EXERCISE AIM
Write out the data below in full, unchanged, minus the images.
========================================================================
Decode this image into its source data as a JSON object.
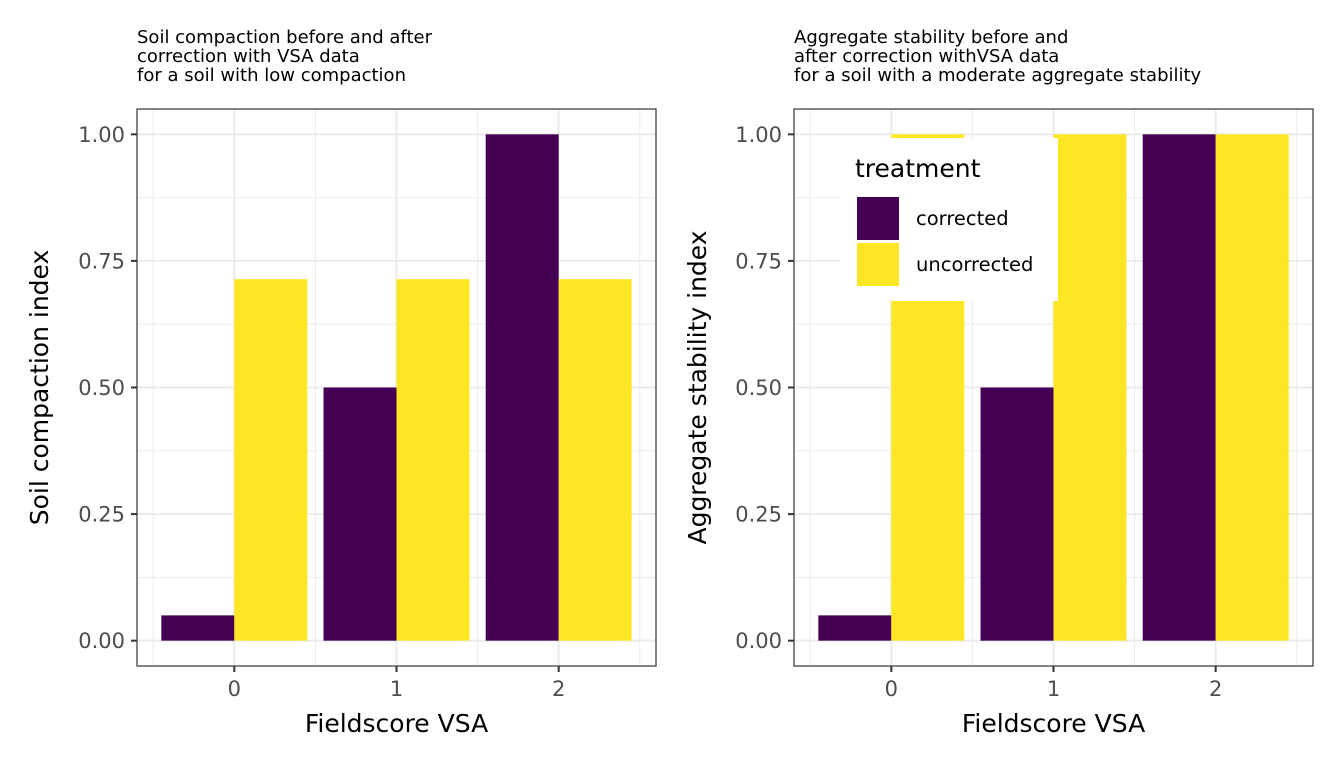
{
  "chart_data": [
    {
      "type": "bar",
      "title": [
        "Soil compaction before and after",
        "correction with VSA data",
        "for a soil with low compaction"
      ],
      "xlabel": "Fieldscore VSA",
      "ylabel": "Soil compaction index",
      "categories": [
        "0",
        "1",
        "2"
      ],
      "ylim": [
        -0.05,
        1.05
      ],
      "yticks": [
        "0.00",
        "0.25",
        "0.50",
        "0.75",
        "1.00"
      ],
      "ytick_values": [
        0,
        0.25,
        0.5,
        0.75,
        1.0
      ],
      "grid": true,
      "series": [
        {
          "name": "corrected",
          "values": [
            0.05,
            0.5,
            1.0
          ]
        },
        {
          "name": "uncorrected",
          "values": [
            0.714,
            0.714,
            0.714
          ]
        }
      ],
      "legend": null
    },
    {
      "type": "bar",
      "title": [
        "Aggregate stability before and",
        "after correction withVSA data",
        "for a soil with a moderate aggregate stability"
      ],
      "xlabel": "Fieldscore VSA",
      "ylabel": "Aggregate stability index",
      "categories": [
        "0",
        "1",
        "2"
      ],
      "ylim": [
        -0.05,
        1.05
      ],
      "yticks": [
        "0.00",
        "0.25",
        "0.50",
        "0.75",
        "1.00"
      ],
      "ytick_values": [
        0,
        0.25,
        0.5,
        0.75,
        1.0
      ],
      "grid": true,
      "series": [
        {
          "name": "corrected",
          "values": [
            0.05,
            0.5,
            1.0
          ]
        },
        {
          "name": "uncorrected",
          "values": [
            1.0,
            1.0,
            1.0
          ]
        }
      ],
      "legend": {
        "title": "treatment",
        "placement": "top-left-inside",
        "entries": [
          "corrected",
          "uncorrected"
        ]
      }
    }
  ],
  "colors": {
    "corrected": "#440154",
    "uncorrected": "#FDE725",
    "grid": "#ebebeb",
    "border": "#333333",
    "tick_text": "#4d4d4d"
  }
}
========================================================================
EXPECTED OUTPUT
Decode this image into its source data as a JSON object.
{
  "chart_data": [
    {
      "type": "bar",
      "title": [
        "Soil compaction before and after",
        "correction with VSA data",
        "for a soil with low compaction"
      ],
      "xlabel": "Fieldscore VSA",
      "ylabel": "Soil compaction index",
      "categories": [
        "0",
        "1",
        "2"
      ],
      "ylim": [
        -0.05,
        1.05
      ],
      "yticks": [
        "0.00",
        "0.25",
        "0.50",
        "0.75",
        "1.00"
      ],
      "ytick_values": [
        0,
        0.25,
        0.5,
        0.75,
        1.0
      ],
      "grid": true,
      "series": [
        {
          "name": "corrected",
          "values": [
            0.05,
            0.5,
            1.0
          ]
        },
        {
          "name": "uncorrected",
          "values": [
            0.714,
            0.714,
            0.714
          ]
        }
      ],
      "legend": null
    },
    {
      "type": "bar",
      "title": [
        "Aggregate stability before and",
        "after correction withVSA data",
        "for a soil with a moderate aggregate stability"
      ],
      "xlabel": "Fieldscore VSA",
      "ylabel": "Aggregate stability index",
      "categories": [
        "0",
        "1",
        "2"
      ],
      "ylim": [
        -0.05,
        1.05
      ],
      "yticks": [
        "0.00",
        "0.25",
        "0.50",
        "0.75",
        "1.00"
      ],
      "ytick_values": [
        0,
        0.25,
        0.5,
        0.75,
        1.0
      ],
      "grid": true,
      "series": [
        {
          "name": "corrected",
          "values": [
            0.05,
            0.5,
            1.0
          ]
        },
        {
          "name": "uncorrected",
          "values": [
            1.0,
            1.0,
            1.0
          ]
        }
      ],
      "legend": {
        "title": "treatment",
        "placement": "top-left-inside",
        "entries": [
          "corrected",
          "uncorrected"
        ]
      }
    }
  ],
  "colors": {
    "corrected": "#440154",
    "uncorrected": "#FDE725",
    "grid": "#ebebeb",
    "border": "#333333",
    "tick_text": "#4d4d4d"
  }
}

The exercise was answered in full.